» **The task**:
Your task is to repeat the entries underneath exactly, minus the pictures.

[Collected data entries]
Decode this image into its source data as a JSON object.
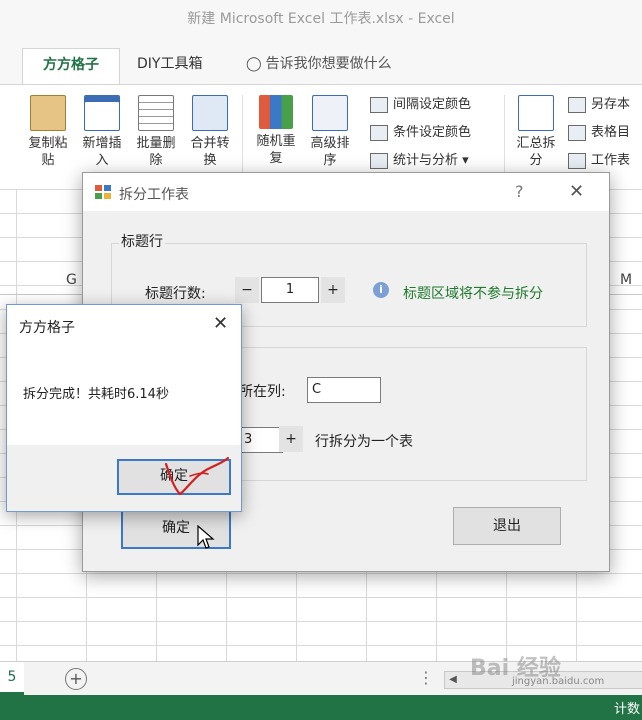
{
  "window": {
    "title": "新建 Microsoft Excel 工作表.xlsx - Excel"
  },
  "ribbon_tabs": {
    "active": "方方格子",
    "diy": "DIY工具箱",
    "tell_me": "告诉我你想要做什么"
  },
  "ribbon": {
    "copy_paste": "复制粘\n贴",
    "insert": "新增插\n入",
    "batch_delete": "批量删\n除",
    "merge_convert": "合并转\n换",
    "random_repeat": "随机重\n复",
    "advanced_sort": "高级排\n序",
    "interval_color": "间隔设定颜色",
    "condition_color": "条件设定颜色",
    "stats_analysis": "统计与分析",
    "summary_split": "汇总拆\n分",
    "save_as_this": "另存本",
    "table_dir": "表格目",
    "worksheet": "工作表"
  },
  "grid": {
    "col_g": "G",
    "col_m": "M"
  },
  "sheetbar": {
    "sheet_tab": "5",
    "add": "+",
    "dots": "⋮",
    "scroll_left": "◀"
  },
  "statusbar": {
    "right_text": "计数"
  },
  "watermark": {
    "logo": "Bai 经验",
    "url": "jingyan.baidu.com"
  },
  "dialog": {
    "title": "拆分工作表",
    "help": "?",
    "close": "✕",
    "group1_title": "标题行",
    "rows_label": "标题行数:",
    "minus": "−",
    "rows_value": "1",
    "plus": "+",
    "info_icon": "i",
    "info_text": "标题区域将不参与拆分",
    "col_label": "所在列:",
    "col_value": "C",
    "rows2_value": "3",
    "rows2_suffix": "行拆分为一个表",
    "ok": "确定",
    "exit": "退出"
  },
  "msgbox": {
    "title": "方方格子",
    "close": "✕",
    "text": "拆分完成！共耗时6.14秒",
    "ok": "确定"
  },
  "colors": {
    "excel_green": "#217346",
    "info_green": "#1f7a2c",
    "focus_blue": "#3c78c8",
    "scribble_red": "#d42020"
  }
}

» **Task solution**:
Decode this image into its source data as a JSON object.
{
  "window": {
    "title": "新建 Microsoft Excel 工作表.xlsx - Excel"
  },
  "ribbon_tabs": {
    "active": "方方格子",
    "diy": "DIY工具箱",
    "tell_me": "告诉我你想要做什么"
  },
  "ribbon": {
    "copy_paste": "复制粘\n贴",
    "insert": "新增插\n入",
    "batch_delete": "批量删\n除",
    "merge_convert": "合并转\n换",
    "random_repeat": "随机重\n复",
    "advanced_sort": "高级排\n序",
    "interval_color": "间隔设定颜色",
    "condition_color": "条件设定颜色",
    "stats_analysis": "统计与分析",
    "summary_split": "汇总拆\n分",
    "save_as_this": "另存本",
    "table_dir": "表格目",
    "worksheet": "工作表"
  },
  "grid": {
    "col_g": "G",
    "col_m": "M"
  },
  "sheetbar": {
    "sheet_tab": "5",
    "add": "+",
    "dots": "⋮",
    "scroll_left": "◀"
  },
  "statusbar": {
    "right_text": "计数"
  },
  "watermark": {
    "logo": "Bai 经验",
    "url": "jingyan.baidu.com"
  },
  "dialog": {
    "title": "拆分工作表",
    "help": "?",
    "close": "✕",
    "group1_title": "标题行",
    "rows_label": "标题行数:",
    "minus": "−",
    "rows_value": "1",
    "plus": "+",
    "info_icon": "i",
    "info_text": "标题区域将不参与拆分",
    "col_label": "所在列:",
    "col_value": "C",
    "rows2_value": "3",
    "rows2_suffix": "行拆分为一个表",
    "ok": "确定",
    "exit": "退出"
  },
  "msgbox": {
    "title": "方方格子",
    "close": "✕",
    "text": "拆分完成！共耗时6.14秒",
    "ok": "确定"
  },
  "colors": {
    "excel_green": "#217346",
    "info_green": "#1f7a2c",
    "focus_blue": "#3c78c8",
    "scribble_red": "#d42020"
  }
}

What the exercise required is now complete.